__Written instruction__
Locate the line containing "Decode this chart: output", then please write out that line and all the lines below it in the entries exactly.

Data extracted from a collection
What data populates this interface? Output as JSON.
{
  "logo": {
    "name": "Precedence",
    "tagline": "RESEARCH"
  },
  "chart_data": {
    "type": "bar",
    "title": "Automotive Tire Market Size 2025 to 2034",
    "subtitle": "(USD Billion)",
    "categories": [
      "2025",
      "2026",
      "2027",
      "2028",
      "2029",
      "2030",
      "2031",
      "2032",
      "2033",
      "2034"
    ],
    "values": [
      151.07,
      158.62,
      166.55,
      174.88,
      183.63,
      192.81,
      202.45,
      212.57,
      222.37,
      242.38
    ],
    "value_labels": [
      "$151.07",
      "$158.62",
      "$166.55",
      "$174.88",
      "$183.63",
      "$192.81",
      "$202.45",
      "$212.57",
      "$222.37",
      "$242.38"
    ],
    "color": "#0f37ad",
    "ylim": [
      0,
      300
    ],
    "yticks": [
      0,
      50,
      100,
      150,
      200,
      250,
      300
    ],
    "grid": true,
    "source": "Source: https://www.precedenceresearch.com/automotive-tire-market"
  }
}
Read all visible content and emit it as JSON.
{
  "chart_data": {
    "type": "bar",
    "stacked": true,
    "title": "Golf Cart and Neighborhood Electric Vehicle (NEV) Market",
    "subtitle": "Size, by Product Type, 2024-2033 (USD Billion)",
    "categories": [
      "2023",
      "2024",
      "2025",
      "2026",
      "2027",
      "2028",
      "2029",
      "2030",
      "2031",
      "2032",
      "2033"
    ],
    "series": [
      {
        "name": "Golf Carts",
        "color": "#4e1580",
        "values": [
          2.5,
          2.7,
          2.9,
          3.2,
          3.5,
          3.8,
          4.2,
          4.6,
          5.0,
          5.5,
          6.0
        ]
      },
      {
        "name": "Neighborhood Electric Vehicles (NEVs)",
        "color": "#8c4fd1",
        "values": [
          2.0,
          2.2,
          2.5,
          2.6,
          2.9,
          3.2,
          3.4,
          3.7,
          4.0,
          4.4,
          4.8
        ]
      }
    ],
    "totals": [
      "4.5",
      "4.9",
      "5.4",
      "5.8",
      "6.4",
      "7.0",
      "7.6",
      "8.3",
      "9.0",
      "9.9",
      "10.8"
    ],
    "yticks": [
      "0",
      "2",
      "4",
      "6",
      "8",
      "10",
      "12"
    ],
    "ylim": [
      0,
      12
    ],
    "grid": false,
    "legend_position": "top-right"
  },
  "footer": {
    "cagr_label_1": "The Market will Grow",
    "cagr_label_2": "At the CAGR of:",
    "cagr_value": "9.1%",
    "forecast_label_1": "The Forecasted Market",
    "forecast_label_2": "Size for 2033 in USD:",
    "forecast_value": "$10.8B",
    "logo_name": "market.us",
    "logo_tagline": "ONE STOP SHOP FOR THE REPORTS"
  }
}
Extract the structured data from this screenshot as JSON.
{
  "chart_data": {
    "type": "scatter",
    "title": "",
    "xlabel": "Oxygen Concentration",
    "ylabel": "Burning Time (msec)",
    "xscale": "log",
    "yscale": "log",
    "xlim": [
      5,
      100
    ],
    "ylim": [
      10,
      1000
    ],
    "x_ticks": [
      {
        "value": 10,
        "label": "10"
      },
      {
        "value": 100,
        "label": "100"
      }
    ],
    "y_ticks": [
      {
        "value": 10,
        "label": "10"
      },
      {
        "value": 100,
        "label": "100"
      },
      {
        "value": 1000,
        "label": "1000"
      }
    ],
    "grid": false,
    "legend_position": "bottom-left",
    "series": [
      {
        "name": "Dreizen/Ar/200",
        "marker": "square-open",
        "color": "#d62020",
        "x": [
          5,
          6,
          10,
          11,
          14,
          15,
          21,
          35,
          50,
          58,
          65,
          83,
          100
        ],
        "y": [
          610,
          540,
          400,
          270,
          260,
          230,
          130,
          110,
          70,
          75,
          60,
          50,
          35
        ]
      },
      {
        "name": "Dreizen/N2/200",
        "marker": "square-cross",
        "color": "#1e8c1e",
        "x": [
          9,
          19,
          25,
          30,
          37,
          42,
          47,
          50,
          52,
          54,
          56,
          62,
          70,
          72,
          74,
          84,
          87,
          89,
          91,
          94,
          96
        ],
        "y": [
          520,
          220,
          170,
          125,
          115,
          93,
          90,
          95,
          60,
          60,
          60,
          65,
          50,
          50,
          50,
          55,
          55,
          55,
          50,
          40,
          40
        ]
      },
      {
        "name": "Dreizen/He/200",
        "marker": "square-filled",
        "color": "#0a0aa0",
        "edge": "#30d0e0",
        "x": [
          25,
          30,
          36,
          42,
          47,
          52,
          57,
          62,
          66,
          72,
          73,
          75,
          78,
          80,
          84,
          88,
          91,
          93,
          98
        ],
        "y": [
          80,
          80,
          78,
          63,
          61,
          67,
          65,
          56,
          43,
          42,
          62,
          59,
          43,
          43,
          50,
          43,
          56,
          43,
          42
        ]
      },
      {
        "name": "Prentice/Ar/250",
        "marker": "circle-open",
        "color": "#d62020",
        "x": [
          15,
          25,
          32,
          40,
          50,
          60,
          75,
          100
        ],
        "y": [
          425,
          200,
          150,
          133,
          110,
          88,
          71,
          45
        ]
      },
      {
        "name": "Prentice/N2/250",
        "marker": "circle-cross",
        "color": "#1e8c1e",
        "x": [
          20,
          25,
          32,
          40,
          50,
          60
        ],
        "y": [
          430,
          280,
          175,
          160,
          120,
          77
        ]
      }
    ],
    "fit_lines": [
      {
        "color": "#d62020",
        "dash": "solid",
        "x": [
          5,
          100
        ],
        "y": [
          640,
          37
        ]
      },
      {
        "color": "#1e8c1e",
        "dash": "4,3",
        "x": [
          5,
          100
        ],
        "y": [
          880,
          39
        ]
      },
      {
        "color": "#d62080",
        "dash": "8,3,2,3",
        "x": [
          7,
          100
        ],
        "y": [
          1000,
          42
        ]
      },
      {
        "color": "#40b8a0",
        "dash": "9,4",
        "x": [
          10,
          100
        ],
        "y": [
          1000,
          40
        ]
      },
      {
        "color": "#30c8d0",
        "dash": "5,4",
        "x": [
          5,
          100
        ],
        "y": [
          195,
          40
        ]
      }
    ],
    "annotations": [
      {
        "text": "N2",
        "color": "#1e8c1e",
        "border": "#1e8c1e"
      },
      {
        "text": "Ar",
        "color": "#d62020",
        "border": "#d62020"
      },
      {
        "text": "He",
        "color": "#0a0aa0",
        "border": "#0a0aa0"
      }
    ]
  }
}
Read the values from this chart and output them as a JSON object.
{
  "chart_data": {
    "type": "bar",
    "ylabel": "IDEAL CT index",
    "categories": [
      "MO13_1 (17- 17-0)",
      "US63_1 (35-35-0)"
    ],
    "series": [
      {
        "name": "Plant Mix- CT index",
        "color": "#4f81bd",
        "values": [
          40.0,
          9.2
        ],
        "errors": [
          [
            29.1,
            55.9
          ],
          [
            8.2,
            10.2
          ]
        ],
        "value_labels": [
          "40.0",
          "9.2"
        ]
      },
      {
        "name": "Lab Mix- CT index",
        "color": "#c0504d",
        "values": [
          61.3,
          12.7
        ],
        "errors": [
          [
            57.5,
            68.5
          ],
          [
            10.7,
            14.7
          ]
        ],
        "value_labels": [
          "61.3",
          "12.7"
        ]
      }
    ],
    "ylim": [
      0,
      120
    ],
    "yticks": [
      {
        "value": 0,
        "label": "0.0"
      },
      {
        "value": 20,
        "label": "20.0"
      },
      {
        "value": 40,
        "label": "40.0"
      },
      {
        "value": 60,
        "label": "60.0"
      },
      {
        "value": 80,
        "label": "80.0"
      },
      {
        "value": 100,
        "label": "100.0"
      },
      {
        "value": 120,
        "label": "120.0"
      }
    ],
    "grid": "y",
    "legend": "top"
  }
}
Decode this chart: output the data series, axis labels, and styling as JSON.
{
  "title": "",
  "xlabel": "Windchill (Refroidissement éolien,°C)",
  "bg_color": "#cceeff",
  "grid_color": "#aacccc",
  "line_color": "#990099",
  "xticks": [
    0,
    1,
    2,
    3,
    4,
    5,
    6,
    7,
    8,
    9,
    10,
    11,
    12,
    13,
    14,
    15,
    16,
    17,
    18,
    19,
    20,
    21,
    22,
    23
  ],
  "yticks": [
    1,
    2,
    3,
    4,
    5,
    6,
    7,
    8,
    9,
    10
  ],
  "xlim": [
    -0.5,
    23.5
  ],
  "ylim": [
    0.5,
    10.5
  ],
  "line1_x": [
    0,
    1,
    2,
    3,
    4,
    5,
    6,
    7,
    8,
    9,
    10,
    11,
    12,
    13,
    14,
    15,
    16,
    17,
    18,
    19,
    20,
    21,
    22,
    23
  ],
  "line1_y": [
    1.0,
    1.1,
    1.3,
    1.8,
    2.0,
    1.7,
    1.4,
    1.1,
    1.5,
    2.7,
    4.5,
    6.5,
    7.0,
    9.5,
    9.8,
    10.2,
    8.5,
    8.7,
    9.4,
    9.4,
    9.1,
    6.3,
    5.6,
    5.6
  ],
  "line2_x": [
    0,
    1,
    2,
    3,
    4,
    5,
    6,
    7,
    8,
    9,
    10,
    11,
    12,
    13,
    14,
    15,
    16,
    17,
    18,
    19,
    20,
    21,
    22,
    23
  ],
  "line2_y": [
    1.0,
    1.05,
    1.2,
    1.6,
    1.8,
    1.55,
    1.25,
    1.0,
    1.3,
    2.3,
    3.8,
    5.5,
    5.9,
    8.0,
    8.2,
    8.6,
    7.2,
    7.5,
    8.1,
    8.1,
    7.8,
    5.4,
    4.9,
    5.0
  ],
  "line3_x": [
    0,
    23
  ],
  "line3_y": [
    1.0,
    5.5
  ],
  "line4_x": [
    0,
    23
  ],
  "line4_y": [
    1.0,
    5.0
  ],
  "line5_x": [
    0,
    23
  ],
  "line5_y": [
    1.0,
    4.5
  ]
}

__Correct result__
Decode this chart: output the data series, axis labels, and styling as JSON.
{
  "title": "",
  "xlabel": "Windchill (Refroidissement éolien,°C)",
  "bg_color": "#cceeff",
  "grid_color": "#aacccc",
  "line_color": "#990099",
  "xticks": [
    0,
    1,
    2,
    3,
    4,
    5,
    6,
    7,
    8,
    9,
    10,
    11,
    12,
    13,
    14,
    15,
    16,
    17,
    18,
    19,
    20,
    21,
    22,
    23
  ],
  "yticks": [
    1,
    2,
    3,
    4,
    5,
    6,
    7,
    8,
    9,
    10
  ],
  "xlim": [
    -0.5,
    23.5
  ],
  "ylim": [
    0.5,
    10.5
  ],
  "line1_x": [
    0,
    1,
    2,
    3,
    4,
    5,
    6,
    7,
    8,
    9,
    10,
    11,
    12,
    13,
    14,
    15,
    16,
    17,
    18,
    19,
    20,
    21,
    22,
    23
  ],
  "line1_y": [
    1.0,
    1.1,
    1.3,
    1.8,
    2.0,
    1.7,
    1.4,
    1.1,
    1.5,
    2.7,
    4.5,
    6.5,
    7.0,
    9.5,
    9.8,
    10.2,
    8.5,
    8.7,
    9.4,
    9.4,
    9.1,
    6.3,
    5.6,
    5.6
  ],
  "line2_x": [
    0,
    1,
    2,
    3,
    4,
    5,
    6,
    7,
    8,
    9,
    10,
    11,
    12,
    13,
    14,
    15,
    16,
    17,
    18,
    19,
    20,
    21,
    22,
    23
  ],
  "line2_y": [
    1.0,
    1.05,
    1.2,
    1.6,
    1.8,
    1.55,
    1.25,
    1.0,
    1.3,
    2.3,
    3.8,
    5.5,
    5.9,
    8.0,
    8.2,
    8.6,
    7.2,
    7.5,
    8.1,
    8.1,
    7.8,
    5.4,
    4.9,
    5.0
  ],
  "line3_x": [
    0,
    23
  ],
  "line3_y": [
    1.0,
    5.5
  ],
  "line4_x": [
    0,
    23
  ],
  "line4_y": [
    1.0,
    5.0
  ],
  "line5_x": [
    0,
    23
  ],
  "line5_y": [
    1.0,
    4.5
  ]
}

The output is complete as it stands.